> _TASK TO COMPLETE_:
Repeat the entire listing exactly.

___ RECORDS FOR THE EXERCISE

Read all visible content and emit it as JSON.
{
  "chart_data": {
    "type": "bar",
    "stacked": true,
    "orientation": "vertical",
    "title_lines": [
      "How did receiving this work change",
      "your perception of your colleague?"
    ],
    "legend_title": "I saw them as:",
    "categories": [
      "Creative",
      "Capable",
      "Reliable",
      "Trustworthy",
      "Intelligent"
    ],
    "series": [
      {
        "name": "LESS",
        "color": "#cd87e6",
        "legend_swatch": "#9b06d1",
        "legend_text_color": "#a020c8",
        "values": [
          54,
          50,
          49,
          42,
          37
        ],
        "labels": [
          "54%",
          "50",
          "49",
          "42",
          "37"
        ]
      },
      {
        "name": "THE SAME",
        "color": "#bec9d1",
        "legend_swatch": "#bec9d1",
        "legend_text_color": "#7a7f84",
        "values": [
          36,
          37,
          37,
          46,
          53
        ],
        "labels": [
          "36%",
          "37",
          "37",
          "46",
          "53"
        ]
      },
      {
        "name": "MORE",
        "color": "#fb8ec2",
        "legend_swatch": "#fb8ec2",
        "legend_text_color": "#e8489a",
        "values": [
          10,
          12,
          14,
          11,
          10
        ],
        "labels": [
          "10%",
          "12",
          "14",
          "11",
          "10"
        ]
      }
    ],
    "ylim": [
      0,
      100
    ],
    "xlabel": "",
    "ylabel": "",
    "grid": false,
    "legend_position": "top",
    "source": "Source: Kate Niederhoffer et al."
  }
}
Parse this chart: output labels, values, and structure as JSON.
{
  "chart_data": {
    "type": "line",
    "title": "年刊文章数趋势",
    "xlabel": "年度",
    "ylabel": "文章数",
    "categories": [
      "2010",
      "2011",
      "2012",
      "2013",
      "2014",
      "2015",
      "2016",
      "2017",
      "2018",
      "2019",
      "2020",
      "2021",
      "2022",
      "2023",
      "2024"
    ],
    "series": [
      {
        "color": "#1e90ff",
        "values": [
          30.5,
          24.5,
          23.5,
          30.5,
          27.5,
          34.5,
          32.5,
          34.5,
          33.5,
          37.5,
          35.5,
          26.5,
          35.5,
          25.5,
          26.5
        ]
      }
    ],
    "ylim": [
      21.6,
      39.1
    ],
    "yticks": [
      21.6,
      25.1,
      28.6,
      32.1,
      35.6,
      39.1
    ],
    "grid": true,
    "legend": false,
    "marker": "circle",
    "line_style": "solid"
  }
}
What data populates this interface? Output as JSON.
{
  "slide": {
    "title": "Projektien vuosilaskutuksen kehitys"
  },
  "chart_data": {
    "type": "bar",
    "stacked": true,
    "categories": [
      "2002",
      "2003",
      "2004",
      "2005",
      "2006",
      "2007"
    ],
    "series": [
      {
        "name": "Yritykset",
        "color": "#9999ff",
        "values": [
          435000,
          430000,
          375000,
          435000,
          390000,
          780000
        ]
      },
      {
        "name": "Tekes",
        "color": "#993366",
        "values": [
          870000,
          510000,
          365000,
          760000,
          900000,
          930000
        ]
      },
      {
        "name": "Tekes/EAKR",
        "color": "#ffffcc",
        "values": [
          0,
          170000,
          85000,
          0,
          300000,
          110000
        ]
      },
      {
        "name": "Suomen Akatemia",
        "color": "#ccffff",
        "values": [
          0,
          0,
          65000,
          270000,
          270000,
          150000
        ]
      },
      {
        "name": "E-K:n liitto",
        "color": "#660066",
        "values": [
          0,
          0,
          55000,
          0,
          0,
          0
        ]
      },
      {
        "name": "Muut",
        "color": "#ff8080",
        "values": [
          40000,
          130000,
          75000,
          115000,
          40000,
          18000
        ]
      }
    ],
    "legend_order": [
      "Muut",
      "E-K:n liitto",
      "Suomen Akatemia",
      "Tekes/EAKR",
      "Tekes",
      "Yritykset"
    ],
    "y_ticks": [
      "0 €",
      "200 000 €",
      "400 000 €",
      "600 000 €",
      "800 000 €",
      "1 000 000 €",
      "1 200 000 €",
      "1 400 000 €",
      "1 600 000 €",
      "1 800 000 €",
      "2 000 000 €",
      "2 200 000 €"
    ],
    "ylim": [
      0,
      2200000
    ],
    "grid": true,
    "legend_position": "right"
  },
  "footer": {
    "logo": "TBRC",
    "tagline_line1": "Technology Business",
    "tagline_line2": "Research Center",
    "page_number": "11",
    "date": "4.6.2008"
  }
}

______

> _RESPONSE_:
Read all visible content and emit it as JSON.
{
  "chart_data": {
    "type": "bar",
    "stacked": true,
    "orientation": "vertical",
    "title_lines": [
      "How did receiving this work change",
      "your perception of your colleague?"
    ],
    "legend_title": "I saw them as:",
    "categories": [
      "Creative",
      "Capable",
      "Reliable",
      "Trustworthy",
      "Intelligent"
    ],
    "series": [
      {
        "name": "LESS",
        "color": "#cd87e6",
        "legend_swatch": "#9b06d1",
        "legend_text_color": "#a020c8",
        "values": [
          54,
          50,
          49,
          42,
          37
        ],
        "labels": [
          "54%",
          "50",
          "49",
          "42",
          "37"
        ]
      },
      {
        "name": "THE SAME",
        "color": "#bec9d1",
        "legend_swatch": "#bec9d1",
        "legend_text_color": "#7a7f84",
        "values": [
          36,
          37,
          37,
          46,
          53
        ],
        "labels": [
          "36%",
          "37",
          "37",
          "46",
          "53"
        ]
      },
      {
        "name": "MORE",
        "color": "#fb8ec2",
        "legend_swatch": "#fb8ec2",
        "legend_text_color": "#e8489a",
        "values": [
          10,
          12,
          14,
          11,
          10
        ],
        "labels": [
          "10%",
          "12",
          "14",
          "11",
          "10"
        ]
      }
    ],
    "ylim": [
      0,
      100
    ],
    "xlabel": "",
    "ylabel": "",
    "grid": false,
    "legend_position": "top",
    "source": "Source: Kate Niederhoffer et al."
  }
}
Parse this chart: output labels, values, and structure as JSON.
{
  "chart_data": {
    "type": "line",
    "title": "年刊文章数趋势",
    "xlabel": "年度",
    "ylabel": "文章数",
    "categories": [
      "2010",
      "2011",
      "2012",
      "2013",
      "2014",
      "2015",
      "2016",
      "2017",
      "2018",
      "2019",
      "2020",
      "2021",
      "2022",
      "2023",
      "2024"
    ],
    "series": [
      {
        "color": "#1e90ff",
        "values": [
          30.5,
          24.5,
          23.5,
          30.5,
          27.5,
          34.5,
          32.5,
          34.5,
          33.5,
          37.5,
          35.5,
          26.5,
          35.5,
          25.5,
          26.5
        ]
      }
    ],
    "ylim": [
      21.6,
      39.1
    ],
    "yticks": [
      21.6,
      25.1,
      28.6,
      32.1,
      35.6,
      39.1
    ],
    "grid": true,
    "legend": false,
    "marker": "circle",
    "line_style": "solid"
  }
}
What data populates this interface? Output as JSON.
{
  "slide": {
    "title": "Projektien vuosilaskutuksen kehitys"
  },
  "chart_data": {
    "type": "bar",
    "stacked": true,
    "categories": [
      "2002",
      "2003",
      "2004",
      "2005",
      "2006",
      "2007"
    ],
    "series": [
      {
        "name": "Yritykset",
        "color": "#9999ff",
        "values": [
          435000,
          430000,
          375000,
          435000,
          390000,
          780000
        ]
      },
      {
        "name": "Tekes",
        "color": "#993366",
        "values": [
          870000,
          510000,
          365000,
          760000,
          900000,
          930000
        ]
      },
      {
        "name": "Tekes/EAKR",
        "color": "#ffffcc",
        "values": [
          0,
          170000,
          85000,
          0,
          300000,
          110000
        ]
      },
      {
        "name": "Suomen Akatemia",
        "color": "#ccffff",
        "values": [
          0,
          0,
          65000,
          270000,
          270000,
          150000
        ]
      },
      {
        "name": "E-K:n liitto",
        "color": "#660066",
        "values": [
          0,
          0,
          55000,
          0,
          0,
          0
        ]
      },
      {
        "name": "Muut",
        "color": "#ff8080",
        "values": [
          40000,
          130000,
          75000,
          115000,
          40000,
          18000
        ]
      }
    ],
    "legend_order": [
      "Muut",
      "E-K:n liitto",
      "Suomen Akatemia",
      "Tekes/EAKR",
      "Tekes",
      "Yritykset"
    ],
    "y_ticks": [
      "0 €",
      "200 000 €",
      "400 000 €",
      "600 000 €",
      "800 000 €",
      "1 000 000 €",
      "1 200 000 €",
      "1 400 000 €",
      "1 600 000 €",
      "1 800 000 €",
      "2 000 000 €",
      "2 200 000 €"
    ],
    "ylim": [
      0,
      2200000
    ],
    "grid": true,
    "legend_position": "right"
  },
  "footer": {
    "logo": "TBRC",
    "tagline_line1": "Technology Business",
    "tagline_line2": "Research Center",
    "page_number": "11",
    "date": "4.6.2008"
  }
}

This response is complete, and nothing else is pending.